» **Direction**: Tell how many lines in the data below include the word "Setup". The answer is the number only.

» **Data supplied**:

★ ★ ★

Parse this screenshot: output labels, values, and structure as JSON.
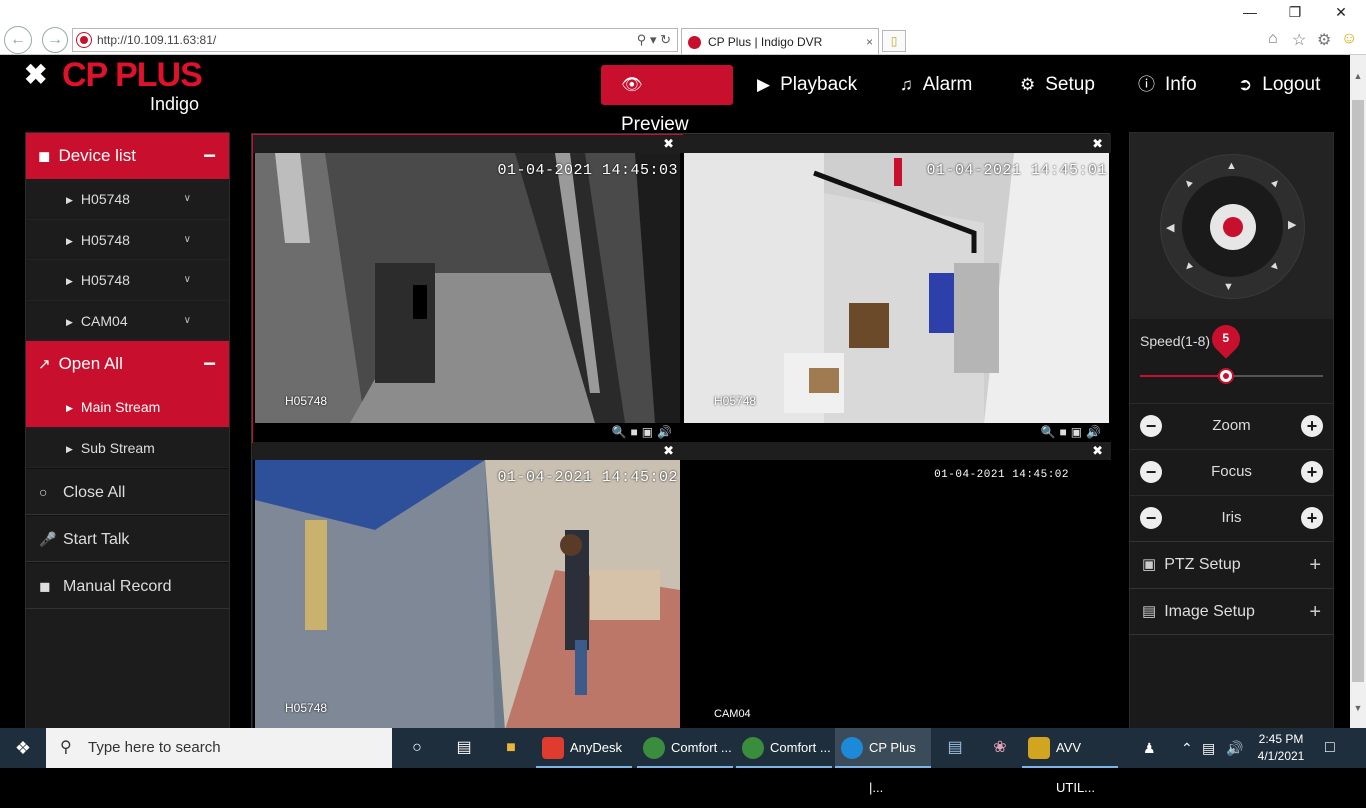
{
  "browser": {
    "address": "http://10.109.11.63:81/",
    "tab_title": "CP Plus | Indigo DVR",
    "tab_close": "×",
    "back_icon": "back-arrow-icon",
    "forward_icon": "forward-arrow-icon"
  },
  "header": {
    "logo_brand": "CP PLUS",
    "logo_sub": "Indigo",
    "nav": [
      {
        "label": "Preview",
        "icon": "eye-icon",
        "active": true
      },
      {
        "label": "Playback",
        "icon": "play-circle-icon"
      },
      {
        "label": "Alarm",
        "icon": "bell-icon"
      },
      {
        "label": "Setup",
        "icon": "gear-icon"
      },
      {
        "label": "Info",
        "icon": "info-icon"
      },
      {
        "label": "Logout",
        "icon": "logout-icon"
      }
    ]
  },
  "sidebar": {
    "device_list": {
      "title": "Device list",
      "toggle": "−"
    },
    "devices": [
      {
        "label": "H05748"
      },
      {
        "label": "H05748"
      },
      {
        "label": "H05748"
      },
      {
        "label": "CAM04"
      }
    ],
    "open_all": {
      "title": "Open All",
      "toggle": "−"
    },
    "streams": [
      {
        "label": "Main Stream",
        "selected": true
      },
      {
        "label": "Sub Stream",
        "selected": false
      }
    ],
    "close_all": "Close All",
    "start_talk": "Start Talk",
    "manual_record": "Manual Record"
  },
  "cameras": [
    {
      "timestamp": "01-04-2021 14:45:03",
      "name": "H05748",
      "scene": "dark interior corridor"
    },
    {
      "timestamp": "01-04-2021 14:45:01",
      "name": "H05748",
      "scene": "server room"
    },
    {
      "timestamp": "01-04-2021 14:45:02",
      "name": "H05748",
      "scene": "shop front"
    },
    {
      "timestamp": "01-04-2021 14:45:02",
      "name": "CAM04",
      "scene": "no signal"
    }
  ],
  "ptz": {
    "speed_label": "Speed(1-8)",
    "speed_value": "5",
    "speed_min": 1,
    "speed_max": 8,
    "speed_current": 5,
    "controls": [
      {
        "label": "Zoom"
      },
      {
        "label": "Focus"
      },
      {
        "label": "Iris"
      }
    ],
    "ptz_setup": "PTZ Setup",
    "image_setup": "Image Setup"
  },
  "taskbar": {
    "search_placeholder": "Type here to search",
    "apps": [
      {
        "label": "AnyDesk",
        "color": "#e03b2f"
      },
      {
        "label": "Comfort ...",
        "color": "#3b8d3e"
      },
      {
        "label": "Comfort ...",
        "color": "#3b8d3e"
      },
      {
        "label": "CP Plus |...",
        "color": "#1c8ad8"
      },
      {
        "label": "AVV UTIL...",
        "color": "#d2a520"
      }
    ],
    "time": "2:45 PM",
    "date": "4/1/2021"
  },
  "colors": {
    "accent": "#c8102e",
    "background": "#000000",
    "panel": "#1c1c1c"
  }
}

★ ★ ★

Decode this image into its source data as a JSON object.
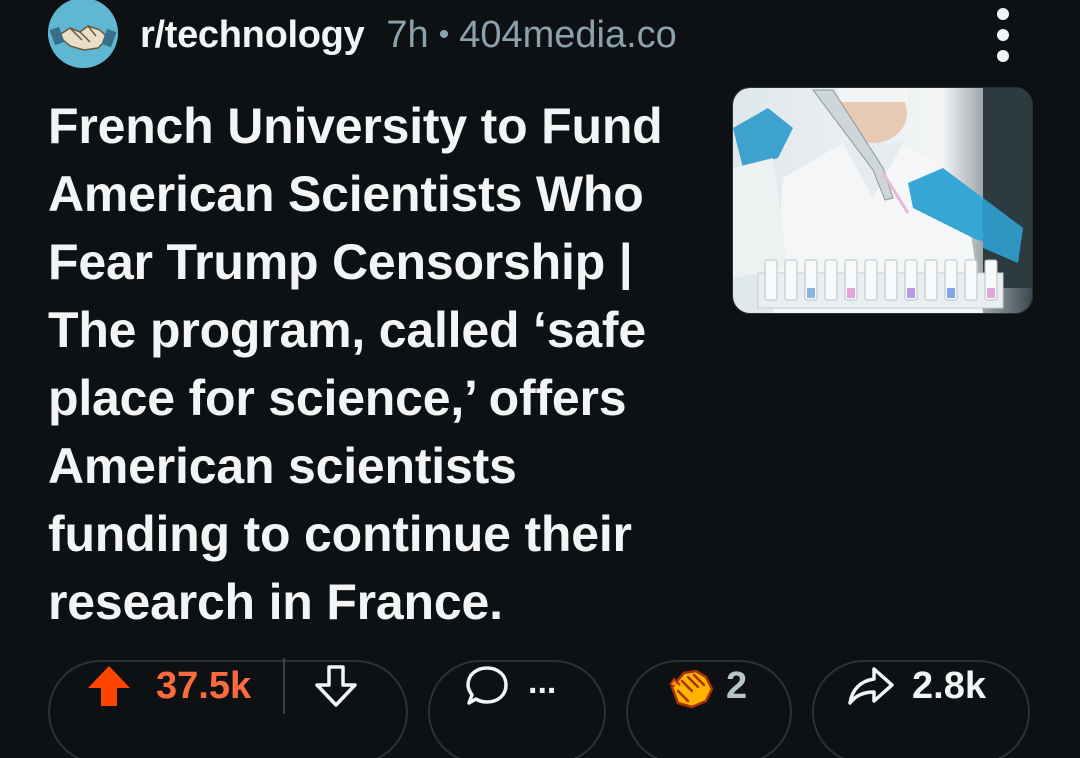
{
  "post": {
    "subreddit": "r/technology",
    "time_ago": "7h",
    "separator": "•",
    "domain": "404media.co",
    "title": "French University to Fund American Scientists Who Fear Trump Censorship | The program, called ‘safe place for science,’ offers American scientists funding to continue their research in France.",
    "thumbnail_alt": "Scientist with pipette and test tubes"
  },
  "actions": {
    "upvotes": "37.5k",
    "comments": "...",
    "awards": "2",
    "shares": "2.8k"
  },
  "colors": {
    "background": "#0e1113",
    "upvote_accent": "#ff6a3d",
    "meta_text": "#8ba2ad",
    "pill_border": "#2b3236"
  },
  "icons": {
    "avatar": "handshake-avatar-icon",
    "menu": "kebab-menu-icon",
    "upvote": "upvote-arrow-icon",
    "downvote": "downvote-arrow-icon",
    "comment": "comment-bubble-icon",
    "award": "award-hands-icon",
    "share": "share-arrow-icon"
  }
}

★ ★ ★

» **Problem solution**: 3